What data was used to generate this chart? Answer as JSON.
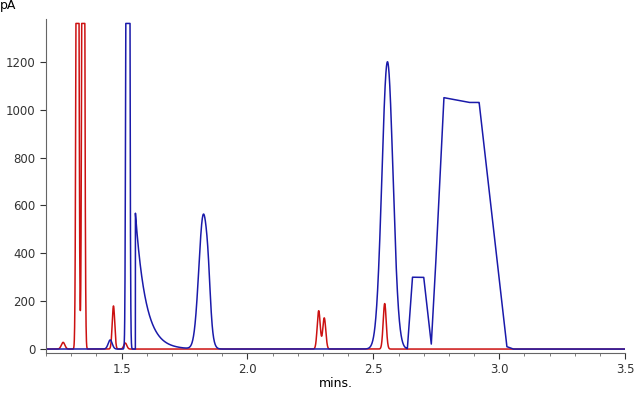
{
  "xlabel": "mins.",
  "ylabel": "pA",
  "xlim": [
    1.2,
    3.5
  ],
  "ylim": [
    -15,
    1380
  ],
  "yticks": [
    0,
    200,
    400,
    600,
    800,
    1000,
    1200
  ],
  "xticks": [
    1.5,
    2.0,
    2.5,
    3.0,
    3.5
  ],
  "bg_color": "#ffffff",
  "blue_color": "#1a1aaa",
  "red_color": "#cc1111",
  "linewidth": 1.1
}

**Written task:** Using the data above, write out every line exactly, leaving the images behind.

**Result:**
What data was used to generate this chart? Answer as JSON.
{
  "xlabel": "mins.",
  "ylabel": "pA",
  "xlim": [
    1.2,
    3.5
  ],
  "ylim": [
    -15,
    1380
  ],
  "yticks": [
    0,
    200,
    400,
    600,
    800,
    1000,
    1200
  ],
  "xticks": [
    1.5,
    2.0,
    2.5,
    3.0,
    3.5
  ],
  "bg_color": "#ffffff",
  "blue_color": "#1a1aaa",
  "red_color": "#cc1111",
  "linewidth": 1.1
}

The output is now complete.